### REQUIRED ACTION:
One line in the listing below contains "Convert this document image to plain text.". Repeat that line and each line after it exactly, ending with the last one.

### SOURCE DATA:
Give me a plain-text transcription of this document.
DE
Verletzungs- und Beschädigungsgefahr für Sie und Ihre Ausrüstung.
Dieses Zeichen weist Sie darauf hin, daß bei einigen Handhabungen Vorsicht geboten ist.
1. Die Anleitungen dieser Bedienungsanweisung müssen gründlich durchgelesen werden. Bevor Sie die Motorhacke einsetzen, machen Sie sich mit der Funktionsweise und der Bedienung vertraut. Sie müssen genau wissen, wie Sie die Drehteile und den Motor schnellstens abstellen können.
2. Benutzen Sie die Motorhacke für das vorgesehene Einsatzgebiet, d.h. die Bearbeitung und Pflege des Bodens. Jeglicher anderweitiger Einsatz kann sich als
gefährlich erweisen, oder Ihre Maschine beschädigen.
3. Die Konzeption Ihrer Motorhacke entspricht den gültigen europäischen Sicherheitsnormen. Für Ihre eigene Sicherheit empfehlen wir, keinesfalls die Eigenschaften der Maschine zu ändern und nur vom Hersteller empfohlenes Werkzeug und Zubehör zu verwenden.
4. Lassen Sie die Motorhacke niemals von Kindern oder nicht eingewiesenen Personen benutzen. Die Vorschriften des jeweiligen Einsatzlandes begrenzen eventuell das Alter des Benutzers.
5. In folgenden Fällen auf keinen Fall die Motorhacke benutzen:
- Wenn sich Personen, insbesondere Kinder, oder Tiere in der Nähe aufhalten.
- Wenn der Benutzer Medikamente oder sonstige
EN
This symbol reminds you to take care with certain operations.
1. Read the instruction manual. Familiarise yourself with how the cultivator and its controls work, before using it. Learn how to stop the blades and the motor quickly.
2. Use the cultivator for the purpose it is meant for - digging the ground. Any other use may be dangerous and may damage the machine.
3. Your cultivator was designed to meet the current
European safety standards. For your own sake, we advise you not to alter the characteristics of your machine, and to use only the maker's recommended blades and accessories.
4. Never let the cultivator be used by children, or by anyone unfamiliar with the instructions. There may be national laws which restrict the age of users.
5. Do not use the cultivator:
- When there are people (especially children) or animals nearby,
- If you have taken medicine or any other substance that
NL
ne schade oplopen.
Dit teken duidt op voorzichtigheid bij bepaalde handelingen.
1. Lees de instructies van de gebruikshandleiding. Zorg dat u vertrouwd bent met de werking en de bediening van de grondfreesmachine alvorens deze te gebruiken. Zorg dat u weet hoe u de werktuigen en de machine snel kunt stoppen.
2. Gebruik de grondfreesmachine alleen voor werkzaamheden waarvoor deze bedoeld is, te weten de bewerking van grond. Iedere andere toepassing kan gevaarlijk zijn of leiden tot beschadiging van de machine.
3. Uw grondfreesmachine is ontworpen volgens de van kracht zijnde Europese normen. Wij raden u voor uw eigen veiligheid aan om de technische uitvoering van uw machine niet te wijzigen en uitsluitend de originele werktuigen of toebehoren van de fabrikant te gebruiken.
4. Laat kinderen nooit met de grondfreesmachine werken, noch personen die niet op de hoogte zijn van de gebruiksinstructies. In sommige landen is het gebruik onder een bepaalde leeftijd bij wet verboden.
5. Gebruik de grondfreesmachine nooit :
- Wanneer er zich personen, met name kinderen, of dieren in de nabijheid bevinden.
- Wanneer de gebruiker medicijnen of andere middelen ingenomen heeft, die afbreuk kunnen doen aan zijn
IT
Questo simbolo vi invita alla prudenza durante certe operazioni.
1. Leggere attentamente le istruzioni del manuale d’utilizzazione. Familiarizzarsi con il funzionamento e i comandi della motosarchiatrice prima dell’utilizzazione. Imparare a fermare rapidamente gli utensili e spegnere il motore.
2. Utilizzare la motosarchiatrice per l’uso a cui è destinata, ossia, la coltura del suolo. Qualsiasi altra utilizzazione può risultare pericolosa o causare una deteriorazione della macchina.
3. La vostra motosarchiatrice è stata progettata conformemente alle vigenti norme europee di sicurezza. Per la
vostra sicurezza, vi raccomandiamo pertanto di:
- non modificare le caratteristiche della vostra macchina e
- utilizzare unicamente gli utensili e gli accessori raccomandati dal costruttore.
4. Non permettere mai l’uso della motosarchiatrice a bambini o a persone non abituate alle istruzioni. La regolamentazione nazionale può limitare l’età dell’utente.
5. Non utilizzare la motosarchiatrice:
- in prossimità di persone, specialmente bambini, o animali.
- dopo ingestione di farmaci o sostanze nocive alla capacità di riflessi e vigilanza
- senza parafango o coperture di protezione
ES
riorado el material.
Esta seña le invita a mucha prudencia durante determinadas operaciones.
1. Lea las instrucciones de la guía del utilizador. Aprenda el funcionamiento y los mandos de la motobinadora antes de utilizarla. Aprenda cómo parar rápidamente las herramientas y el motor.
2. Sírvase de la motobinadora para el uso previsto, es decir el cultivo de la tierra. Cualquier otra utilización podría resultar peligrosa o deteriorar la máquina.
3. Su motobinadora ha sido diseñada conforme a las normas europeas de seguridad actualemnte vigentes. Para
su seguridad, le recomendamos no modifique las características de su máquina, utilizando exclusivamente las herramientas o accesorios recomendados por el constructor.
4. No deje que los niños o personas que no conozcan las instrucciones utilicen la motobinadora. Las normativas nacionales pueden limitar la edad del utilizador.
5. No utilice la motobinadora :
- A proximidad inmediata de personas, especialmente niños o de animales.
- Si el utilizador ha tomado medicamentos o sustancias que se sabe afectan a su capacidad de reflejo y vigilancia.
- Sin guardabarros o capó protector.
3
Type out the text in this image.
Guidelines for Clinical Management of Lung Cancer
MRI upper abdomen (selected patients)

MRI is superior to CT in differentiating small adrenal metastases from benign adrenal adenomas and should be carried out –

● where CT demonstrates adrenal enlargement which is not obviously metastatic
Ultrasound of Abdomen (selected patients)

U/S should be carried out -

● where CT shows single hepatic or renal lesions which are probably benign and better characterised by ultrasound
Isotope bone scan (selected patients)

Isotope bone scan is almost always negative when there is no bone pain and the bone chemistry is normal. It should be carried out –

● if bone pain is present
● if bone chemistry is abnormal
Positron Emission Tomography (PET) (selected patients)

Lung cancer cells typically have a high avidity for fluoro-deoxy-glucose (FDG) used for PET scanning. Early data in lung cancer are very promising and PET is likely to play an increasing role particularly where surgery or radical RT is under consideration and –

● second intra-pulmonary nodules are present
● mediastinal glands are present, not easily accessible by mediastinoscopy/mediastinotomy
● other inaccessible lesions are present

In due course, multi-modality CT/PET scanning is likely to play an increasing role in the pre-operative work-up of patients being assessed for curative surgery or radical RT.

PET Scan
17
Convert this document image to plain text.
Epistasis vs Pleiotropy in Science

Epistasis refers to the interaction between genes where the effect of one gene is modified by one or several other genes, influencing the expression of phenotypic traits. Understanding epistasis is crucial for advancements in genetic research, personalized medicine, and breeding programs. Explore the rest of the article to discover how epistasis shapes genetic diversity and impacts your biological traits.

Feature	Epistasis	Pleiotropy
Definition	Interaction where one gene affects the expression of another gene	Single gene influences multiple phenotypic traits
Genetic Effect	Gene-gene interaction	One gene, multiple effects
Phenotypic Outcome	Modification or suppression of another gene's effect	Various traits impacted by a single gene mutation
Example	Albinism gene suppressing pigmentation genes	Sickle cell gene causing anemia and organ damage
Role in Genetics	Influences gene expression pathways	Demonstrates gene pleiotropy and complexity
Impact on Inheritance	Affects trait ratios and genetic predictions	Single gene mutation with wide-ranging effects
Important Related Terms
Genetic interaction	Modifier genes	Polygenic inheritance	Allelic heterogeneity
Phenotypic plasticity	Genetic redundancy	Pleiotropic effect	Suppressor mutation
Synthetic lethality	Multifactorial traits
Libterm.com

### RESULT FOR THIS EXERCISE:
Convert this document image to plain text.
Epistasis vs Pleiotropy in Science

Epistasis refers to the interaction between genes where the effect of one gene is modified by one or several other genes, influencing the expression of phenotypic traits. Understanding epistasis is crucial for advancements in genetic research, personalized medicine, and breeding programs. Explore the rest of the article to discover how epistasis shapes genetic diversity and impacts your biological traits.

Feature	Epistasis	Pleiotropy
Definition	Interaction where one gene affects the expression of another gene	Single gene influences multiple phenotypic traits
Genetic Effect	Gene-gene interaction	One gene, multiple effects
Phenotypic Outcome	Modification or suppression of another gene's effect	Various traits impacted by a single gene mutation
Example	Albinism gene suppressing pigmentation genes	Sickle cell gene causing anemia and organ damage
Role in Genetics	Influences gene expression pathways	Demonstrates gene pleiotropy and complexity
Impact on Inheritance	Affects trait ratios and genetic predictions	Single gene mutation with wide-ranging effects
Important Related Terms
Genetic interaction	Modifier genes	Polygenic inheritance	Allelic heterogeneity
Phenotypic plasticity	Genetic redundancy	Pleiotropic effect	Suppressor mutation
Synthetic lethality	Multifactorial traits
Libterm.com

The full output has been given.